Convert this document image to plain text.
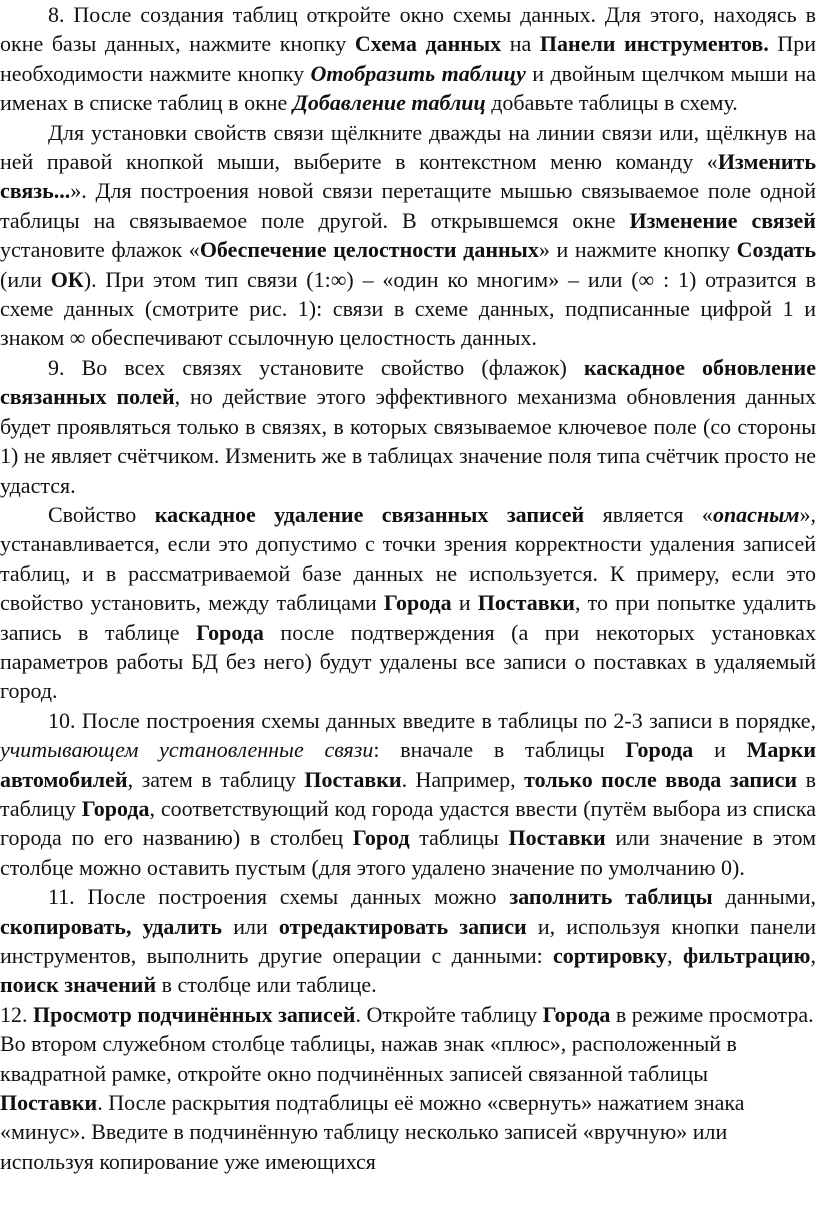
8. После создания таблиц откройте окно схемы данных. Для этого, находясь в окне базы данных, нажмите кнопку Схема данных на Панели инструментов. При необходимости нажмите кнопку Отобразить таблицу и двойным щелчком мыши на именах в списке таблиц в окне Добавление таблиц добавьте таблицы в схему.

Для установки свойств связи щёлкните дважды на линии связи или, щёлкнув на ней правой кнопкой мыши, выберите в контекстном меню команду «Изменить связь...». Для построения новой связи перетащите мышью связываемое поле одной таблицы на связываемое поле другой. В открывшемся окне Изменение связей установите флажок «Обеспечение целостности данных» и нажмите кнопку Создать (или ОК). При этом тип связи (1:∞) – «один ко многим» – или (∞ : 1) отразится в схеме данных (смотрите рис. 1): связи в схеме данных, подписанные цифрой 1 и знаком ∞ обеспечивают ссылочную целостность данных.

9. Во всех связях установите свойство (флажок) каскадное обновление связанных полей, но действие этого эффективного механизма обновления данных будет проявляться только в связях, в которых связываемое ключевое поле (со стороны 1) не являет счётчиком. Изменить же в таблицах значение поля типа счётчик просто не удастся.

Свойство каскадное удаление связанных записей является «опасным», устанавливается, если это допустимо с точки зрения корректности удаления записей таблиц, и в рассматриваемой базе данных не используется. К примеру, если это свойство установить, между таблицами Города и Поставки, то при попытке удалить запись в таблице Города после подтверждения (а при некоторых установках параметров работы БД без него) будут удалены все записи о поставках в удаляемый город.

10. После построения схемы данных введите в таблицы по 2-3 записи в порядке, учитывающем установленные связи: вначале в таблицы Города и Марки автомобилей, затем в таблицу Поставки. Например, только после ввода записи в таблицу Города, соответствующий код города удастся ввести (путём выбора из списка города по его названию) в столбец Город таблицы Поставки или значение в этом столбце можно оставить пустым (для этого удалено значение по умолчанию 0).

11. После построения схемы данных можно заполнить таблицы данными, скопировать, удалить или отредактировать записи и, используя кнопки панели инструментов, выполнить другие операции с данными: сортировку, фильтрацию, поиск значений в столбце или таблице.

12. Просмотр подчинённых записей. Откройте таблицу Города в режиме просмотра. Во втором служебном столбце таблицы, нажав знак «плюс», расположенный в квадратной рамке, откройте окно подчинённых записей связанной таблицы Поставки. После раскрытия подтаблицы её можно «свернуть» нажатием знака «минус». Введите в подчинённую таблицу несколько записей «вручную» или используя копирование уже имеющихся
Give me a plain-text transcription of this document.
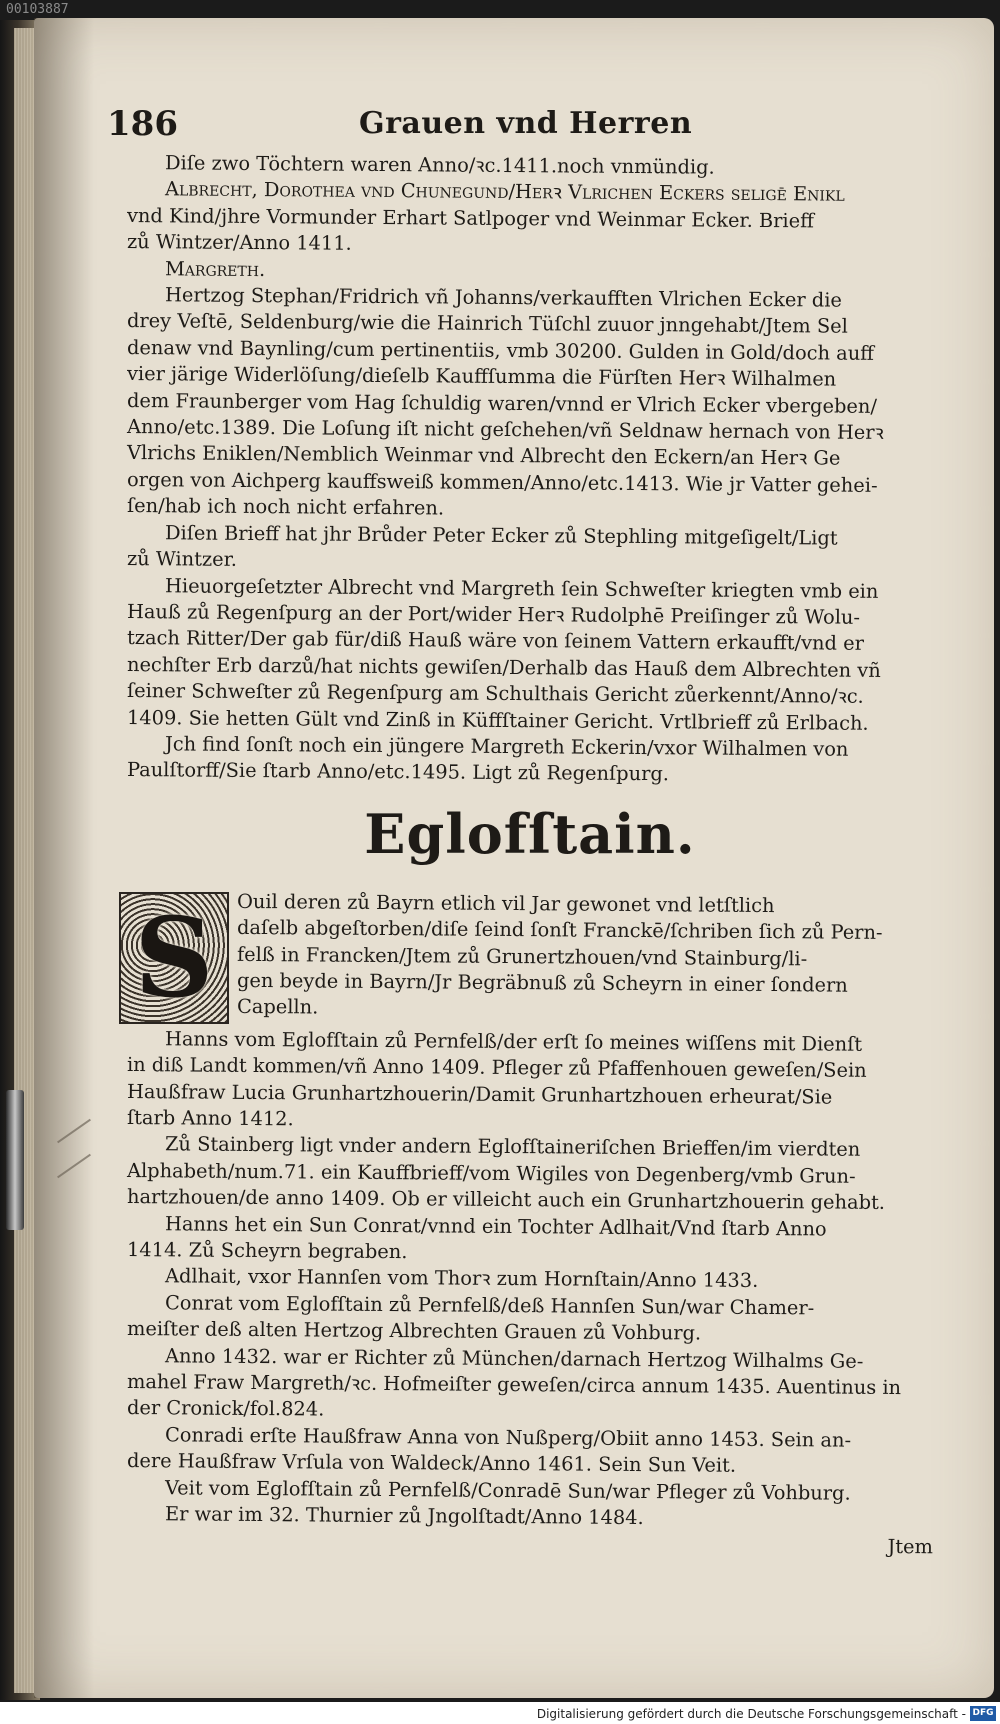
00103887
186	Grauen vnd Herren
Diſe zwo Töchtern waren Anno/ꝛc.1411.noch vnmündig.
Albrecht, Dorothea vnd Chunegund/Herꝛ Vlrichen Eckers ſeligē Enikl
vnd Kind/jhre Vormunder Erhart Satlpoger vnd Weinmar Ecker. Brieff
zů Wintzer/Anno 1411.
Margreth.
Hertzog Stephan/Fridrich vñ Johanns/verkaufften Vlrichen Ecker die
drey Veſtē, Seldenburg/wie die Hainrich Tüſchl zuuor jnngehabt/Jtem Sel
denaw vnd Baynling/cum pertinentiis, vmb 30200. Gulden in Gold/doch auff
vier järige Widerlöſung/dieſelb Kauffſumma die Fürſten Herꝛ Wilhalmen
dem Fraunberger vom Hag ſchuldig waren/vnnd er Vlrich Ecker vbergeben/
Anno/etc.1389. Die Loſung iſt nicht geſchehen/vñ Seldnaw hernach von Herꝛ
Vlrichs Eniklen/Nemblich Weinmar vnd Albrecht den Eckern/an Herꝛ Ge
orgen von Aichperg kauffsweiß kommen/Anno/etc.1413. Wie jr Vatter gehei-
ſen/hab ich noch nicht erfahren.
Diſen Brieff hat jhr Brůder Peter Ecker zů Stephling mitgeſigelt/Ligt
zů Wintzer.
Hieuorgeſetzter Albrecht vnd Margreth ſein Schweſter kriegten vmb ein
Hauß zů Regenſpurg an der Port/wider Herꝛ Rudolphē Preiſinger zů Wolu-
tzach Ritter/Der gab für/diß Hauß wäre von ſeinem Vattern erkaufft/vnd er
nechſter Erb darzů/hat nichts gewiſen/Derhalb das Hauß dem Albrechten vñ
ſeiner Schweſter zů Regenſpurg am Schulthais Gericht zůerkennt/Anno/ꝛc.
1409. Sie hetten Gült vnd Zinß in Küffſtainer Gericht. Vrtlbrieff zů Erlbach.
Jch find ſonſt noch ein jüngere Margreth Eckerin/vxor Wilhalmen von
Paulſtorff/Sie ſtarb Anno/etc.1495. Ligt zů Regenſpurg.
Eglofſtain.
S	Ouil deren zů Bayrn etlich vil Jar gewonet vnd letſtlich
daſelb abgeſtorben/diſe ſeind ſonſt Franckē/ſchriben ſich zů Pern-
felß in Francken/Jtem zů Grunertzhouen/vnd Stainburg/li-
gen beyde in Bayrn/Jr Begräbnuß zů Scheyrn in einer ſondern
Capelln.
Hanns vom Eglofſtain zů Pernfelß/der erſt ſo meines wiſſens mit Dienſt
in diß Landt kommen/vñ Anno 1409. Pfleger zů Pfaffenhouen geweſen/Sein
Haußfraw Lucia Grunhartzhouerin/Damit Grunhartzhouen erheurat/Sie
ſtarb Anno 1412.
Zů Stainberg ligt vnder andern Eglofſtaineriſchen Brieffen/im vierdten
Alphabeth/num.71. ein Kauffbrieff/vom Wigiles von Degenberg/vmb Grun-
hartzhouen/de anno 1409. Ob er villeicht auch ein Grunhartzhouerin gehabt.
Hanns het ein Sun Conrat/vnnd ein Tochter Adlhait/Vnd ſtarb Anno
1414. Zů Scheyrn begraben.
Adlhait, vxor Hannſen vom Thorꝛ zum Hornſtain/Anno 1433.
Conrat vom Eglofſtain zů Pernfelß/deß Hannſen Sun/war Chamer-
meiſter deß alten Hertzog Albrechten Grauen zů Vohburg.
Anno 1432. war er Richter zů München/darnach Hertzog Wilhalms Ge-
mahel Fraw Margreth/ꝛc. Hofmeiſter geweſen/circa annum 1435. Auentinus in
der Cronick/fol.824.
Conradi erſte Haußfraw Anna von Nußperg/Obiit anno 1453. Sein an-
dere Haußfraw Vrſula von Waldeck/Anno 1461. Sein Sun Veit.
Veit vom Eglofſtain zů Pernfelß/Conradē Sun/war Pfleger zů Vohburg.
Er war im 32. Thurnier zů Jngolſtadt/Anno 1484.
Jtem
Digitalisierung gefördert durch die Deutsche Forschungsgemeinschaft - DFG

■ Written problem
Filter the records above and return every line that holds the word "this".

■ Correct result
Convert this document image to plain text.
Give me a plain-text transcription of this document.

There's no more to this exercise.